=== GIVEN TASK A ===
From the rows below, pull out each line that contains the string "vehicle". Case counts.

=== DOCUMENT SEGMENT ===
START

Program Design, Incentives, and Response: Evidence from Educational Interventions
Chakrabarti, Rajashri, Federal Reserve Bank of New York Economic Policy Review
Concerns that U.S. students are not performing as well as their counterparts in other developed countries on international math and science tests have led to widespread demands for the reform of K-12 education in the United States. Of the various reforms under consideration, school voucher reform is at the forefront.
Vouchers are scholarships that make students eligible to transfer from public to private schools. A basic feature of all publicly funded voucher programs in the United States is the funding of vouchers by public school revenue, so that money always "follows" students. In other words, schools that lose students lose their corresponding funding. Schools therefore recognize the financial implications of vouchers and have an incentive to avoid being subject to voucher programs.
This article investigates the role of program design in the context of two such educational interventions in the United States--the Milwaukee and Florida school voucher programs--and analyzes the effects of design on public school incentives and performance. (1) We demonstrate that variations in program design have markedly different outcomes for public schools affected by vouchers.
The Milwaukee program, introduced in 1990, was the first voucher program in the country. Implemented in 1999, the Florida program was the nation's third, following Cleveland's. The Milwaukee and Florida voucher programs share the basic feature of funding by public school revenue. But there are crucial differences. Milwaukee's is a means-tested program targeting low-income students while Florida's embeds a voucher program in a full-fledged accountability system.

END

=== MATERIAL PROVIDED ===
START

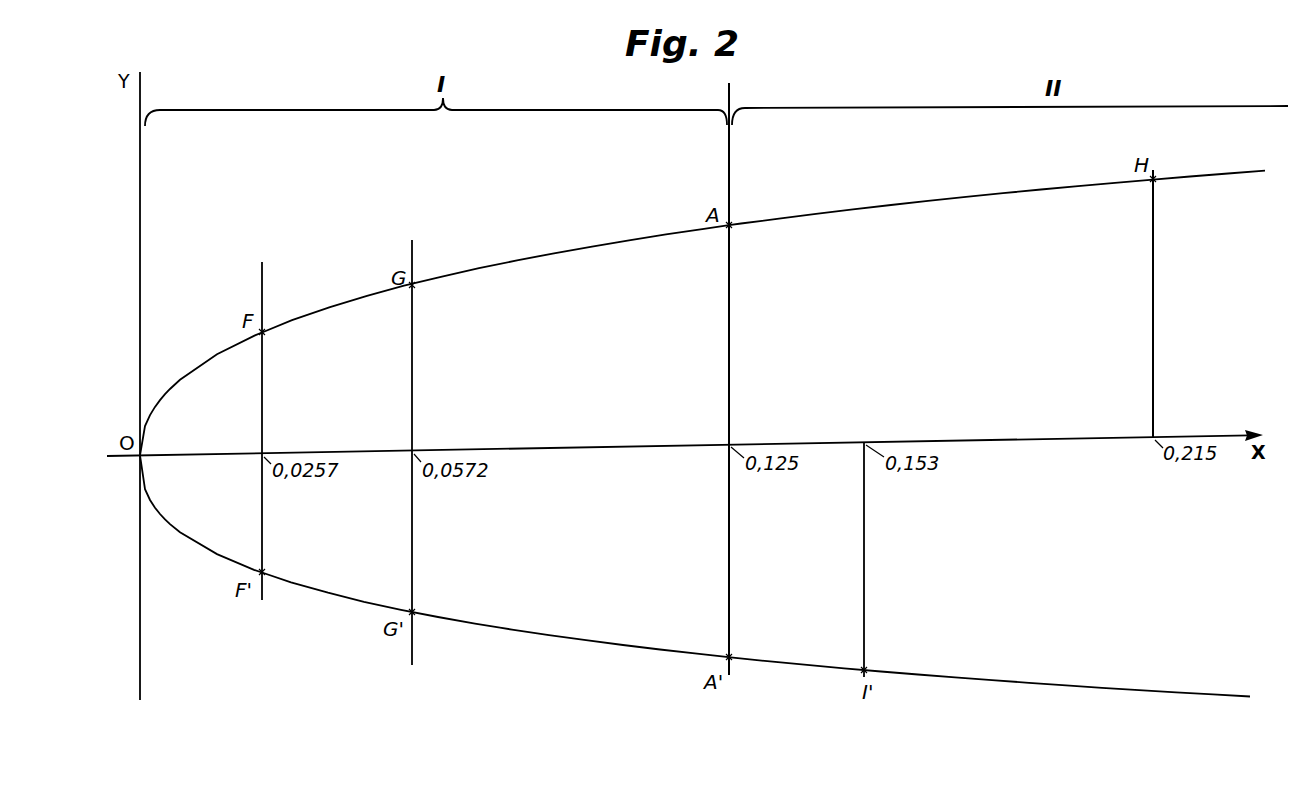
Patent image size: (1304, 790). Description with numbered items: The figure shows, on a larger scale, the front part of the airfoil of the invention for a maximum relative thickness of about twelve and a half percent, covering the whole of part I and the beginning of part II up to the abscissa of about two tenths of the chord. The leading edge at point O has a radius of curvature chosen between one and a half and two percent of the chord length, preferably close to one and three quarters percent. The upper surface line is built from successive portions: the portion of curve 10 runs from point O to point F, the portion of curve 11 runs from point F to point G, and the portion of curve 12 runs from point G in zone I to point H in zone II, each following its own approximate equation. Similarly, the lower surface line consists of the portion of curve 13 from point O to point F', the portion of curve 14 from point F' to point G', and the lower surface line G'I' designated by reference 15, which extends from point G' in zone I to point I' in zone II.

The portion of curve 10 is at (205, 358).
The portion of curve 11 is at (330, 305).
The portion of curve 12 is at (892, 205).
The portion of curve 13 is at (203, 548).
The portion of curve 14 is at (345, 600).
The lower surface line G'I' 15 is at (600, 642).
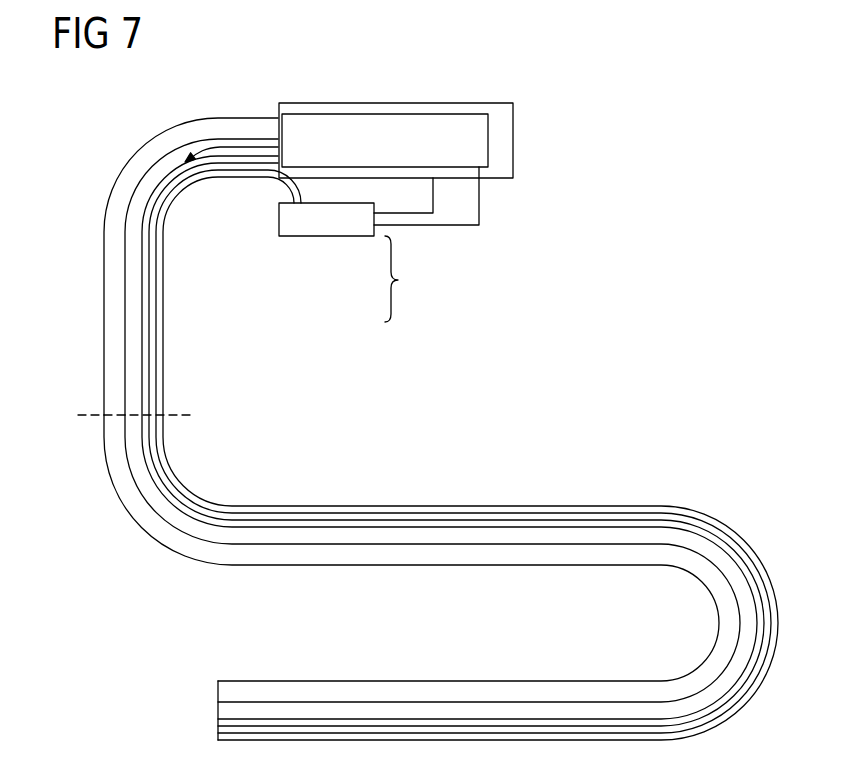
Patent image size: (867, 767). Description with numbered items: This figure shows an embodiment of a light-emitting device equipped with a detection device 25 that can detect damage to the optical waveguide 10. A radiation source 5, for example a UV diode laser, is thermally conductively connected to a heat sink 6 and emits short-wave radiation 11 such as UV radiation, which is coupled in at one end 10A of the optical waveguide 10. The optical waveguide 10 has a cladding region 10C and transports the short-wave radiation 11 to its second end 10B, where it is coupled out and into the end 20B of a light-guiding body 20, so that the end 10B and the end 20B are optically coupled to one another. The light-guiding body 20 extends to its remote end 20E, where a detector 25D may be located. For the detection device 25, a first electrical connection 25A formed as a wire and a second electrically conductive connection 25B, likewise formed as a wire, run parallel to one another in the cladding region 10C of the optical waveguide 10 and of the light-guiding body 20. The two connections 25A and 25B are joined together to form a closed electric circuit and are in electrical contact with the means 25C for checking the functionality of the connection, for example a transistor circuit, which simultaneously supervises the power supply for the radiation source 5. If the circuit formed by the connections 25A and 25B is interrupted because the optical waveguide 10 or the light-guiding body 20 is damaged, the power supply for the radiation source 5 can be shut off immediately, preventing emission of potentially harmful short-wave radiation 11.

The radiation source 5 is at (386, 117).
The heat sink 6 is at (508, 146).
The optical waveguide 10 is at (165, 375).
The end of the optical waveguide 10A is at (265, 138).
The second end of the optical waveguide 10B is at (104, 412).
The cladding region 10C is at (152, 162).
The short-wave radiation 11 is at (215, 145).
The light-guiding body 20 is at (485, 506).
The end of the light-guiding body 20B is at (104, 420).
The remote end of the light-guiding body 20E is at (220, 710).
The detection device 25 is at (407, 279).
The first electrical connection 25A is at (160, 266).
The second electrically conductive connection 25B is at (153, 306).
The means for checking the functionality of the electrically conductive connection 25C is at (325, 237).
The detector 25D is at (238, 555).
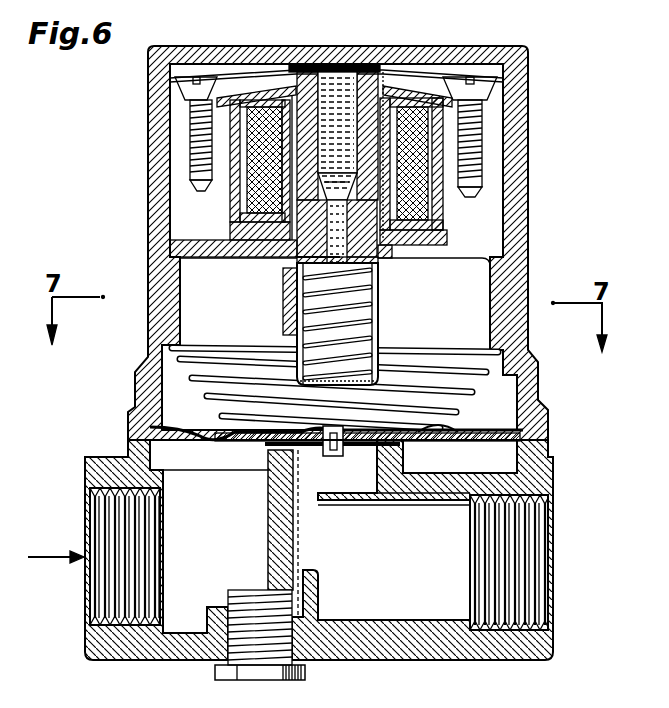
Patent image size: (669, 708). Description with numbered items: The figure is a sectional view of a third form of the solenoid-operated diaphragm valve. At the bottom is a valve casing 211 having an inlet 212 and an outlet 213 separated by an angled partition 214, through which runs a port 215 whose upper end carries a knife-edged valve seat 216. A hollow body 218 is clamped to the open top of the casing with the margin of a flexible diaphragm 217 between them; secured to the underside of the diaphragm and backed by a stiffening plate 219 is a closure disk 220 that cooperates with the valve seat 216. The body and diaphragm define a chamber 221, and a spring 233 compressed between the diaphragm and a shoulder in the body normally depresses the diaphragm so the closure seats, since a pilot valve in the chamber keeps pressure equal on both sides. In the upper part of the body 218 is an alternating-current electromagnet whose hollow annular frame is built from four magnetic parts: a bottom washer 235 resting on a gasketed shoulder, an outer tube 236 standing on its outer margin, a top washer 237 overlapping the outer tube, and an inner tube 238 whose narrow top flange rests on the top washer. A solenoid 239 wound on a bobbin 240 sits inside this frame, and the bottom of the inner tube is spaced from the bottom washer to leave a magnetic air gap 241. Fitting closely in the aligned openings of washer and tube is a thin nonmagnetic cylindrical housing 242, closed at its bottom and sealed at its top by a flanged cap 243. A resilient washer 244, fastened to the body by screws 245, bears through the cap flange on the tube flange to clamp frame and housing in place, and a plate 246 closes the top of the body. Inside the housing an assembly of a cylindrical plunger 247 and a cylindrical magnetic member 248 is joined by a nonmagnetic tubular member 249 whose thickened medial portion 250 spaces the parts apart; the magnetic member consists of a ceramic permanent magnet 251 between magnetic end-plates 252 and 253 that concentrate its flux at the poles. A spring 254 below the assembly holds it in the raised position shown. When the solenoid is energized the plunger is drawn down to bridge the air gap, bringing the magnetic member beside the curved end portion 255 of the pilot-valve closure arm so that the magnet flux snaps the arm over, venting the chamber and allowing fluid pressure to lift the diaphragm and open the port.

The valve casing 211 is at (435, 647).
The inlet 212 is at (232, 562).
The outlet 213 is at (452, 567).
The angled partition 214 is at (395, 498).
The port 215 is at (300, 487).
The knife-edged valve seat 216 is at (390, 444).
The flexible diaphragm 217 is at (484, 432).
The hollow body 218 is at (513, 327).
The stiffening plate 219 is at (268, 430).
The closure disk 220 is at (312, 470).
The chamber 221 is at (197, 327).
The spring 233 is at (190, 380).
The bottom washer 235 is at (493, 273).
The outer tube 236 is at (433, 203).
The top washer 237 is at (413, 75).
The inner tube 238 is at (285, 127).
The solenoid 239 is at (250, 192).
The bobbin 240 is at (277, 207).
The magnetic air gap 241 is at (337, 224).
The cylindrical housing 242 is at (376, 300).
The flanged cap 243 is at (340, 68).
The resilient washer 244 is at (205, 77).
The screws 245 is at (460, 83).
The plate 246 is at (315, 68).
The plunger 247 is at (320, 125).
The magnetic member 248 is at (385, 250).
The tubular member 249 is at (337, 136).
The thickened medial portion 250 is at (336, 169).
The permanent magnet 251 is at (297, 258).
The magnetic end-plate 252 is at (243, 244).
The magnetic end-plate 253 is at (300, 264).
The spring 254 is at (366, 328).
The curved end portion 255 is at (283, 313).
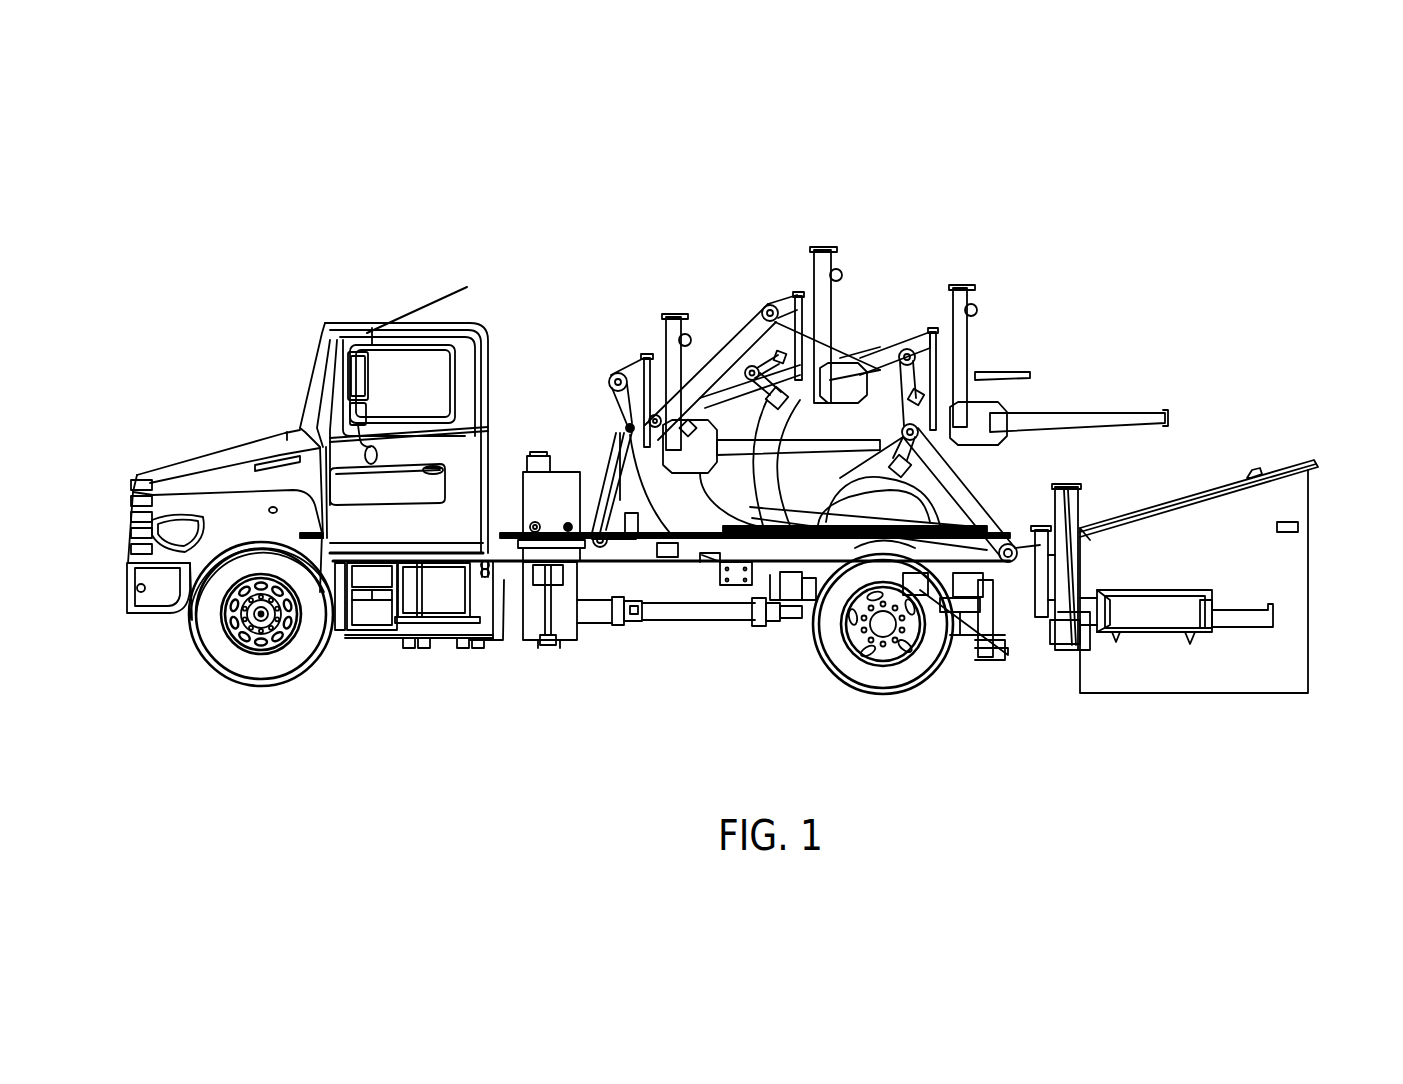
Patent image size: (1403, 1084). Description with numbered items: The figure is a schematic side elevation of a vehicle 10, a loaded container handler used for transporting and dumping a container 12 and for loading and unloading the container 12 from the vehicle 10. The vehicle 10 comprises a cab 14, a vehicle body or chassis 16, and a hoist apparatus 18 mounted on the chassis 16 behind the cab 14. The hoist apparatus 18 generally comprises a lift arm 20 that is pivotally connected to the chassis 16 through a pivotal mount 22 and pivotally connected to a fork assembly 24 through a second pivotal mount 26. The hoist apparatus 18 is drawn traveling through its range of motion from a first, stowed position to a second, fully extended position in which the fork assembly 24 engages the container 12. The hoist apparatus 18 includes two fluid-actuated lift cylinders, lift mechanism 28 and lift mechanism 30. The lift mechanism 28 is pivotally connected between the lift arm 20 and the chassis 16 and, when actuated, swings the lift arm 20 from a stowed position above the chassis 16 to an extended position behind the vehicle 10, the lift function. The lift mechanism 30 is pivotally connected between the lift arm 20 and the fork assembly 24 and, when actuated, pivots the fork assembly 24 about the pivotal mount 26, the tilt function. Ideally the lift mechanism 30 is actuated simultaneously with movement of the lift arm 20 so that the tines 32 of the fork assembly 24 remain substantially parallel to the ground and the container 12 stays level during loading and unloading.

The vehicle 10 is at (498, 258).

END

=== GIVEN TASK B ===
Summarize the excerpt on school voucher program design in two sentences.

=== FULL SOLUTION A ===
Patent image size: (1403, 1084). Description with numbered items: The figure is a schematic side elevation of a vehicle 10, a loaded container handler used for transporting and dumping a container 12 and for loading and unloading the container 12 from the vehicle 10. The vehicle 10 comprises a cab 14, a vehicle body or chassis 16, and a hoist apparatus 18 mounted on the chassis 16 behind the cab 14. The hoist apparatus 18 generally comprises a lift arm 20 that is pivotally connected to the chassis 16 through a pivotal mount 22 and pivotally connected to a fork assembly 24 through a second pivotal mount 26. The hoist apparatus 18 is drawn traveling through its range of motion from a first, stowed position to a second, fully extended position in which the fork assembly 24 engages the container 12. The hoist apparatus 18 includes two fluid-actuated lift cylinders, lift mechanism 28 and lift mechanism 30. The lift mechanism 28 is pivotally connected between the lift arm 20 and the chassis 16 and, when actuated, swings the lift arm 20 from a stowed position above the chassis 16 to an extended position behind the vehicle 10, the lift function. The lift mechanism 30 is pivotally connected between the lift arm 20 and the fork assembly 24 and, when actuated, pivots the fork assembly 24 about the pivotal mount 26, the tilt function. Ideally the lift mechanism 30 is actuated simultaneously with movement of the lift arm 20 so that the tines 32 of the fork assembly 24 remain substantially parallel to the ground and the container 12 stays level during loading and unloading.
The vehicle 10 is at (498, 258).

=== FULL SOLUTION B ===
Vouchers let students transfer from public to private schools, and because they are funded by public school revenue, schools that lose students lose the corresponding funding and therefore have an incentive to avoid voucher programs. The article examines how the design of the Milwaukee and Florida voucher programs affects public school incentives and performance: Milwaukee's program is means-tested and targets low-income students, while Florida's embeds vouchers in a full-fledged accountability system.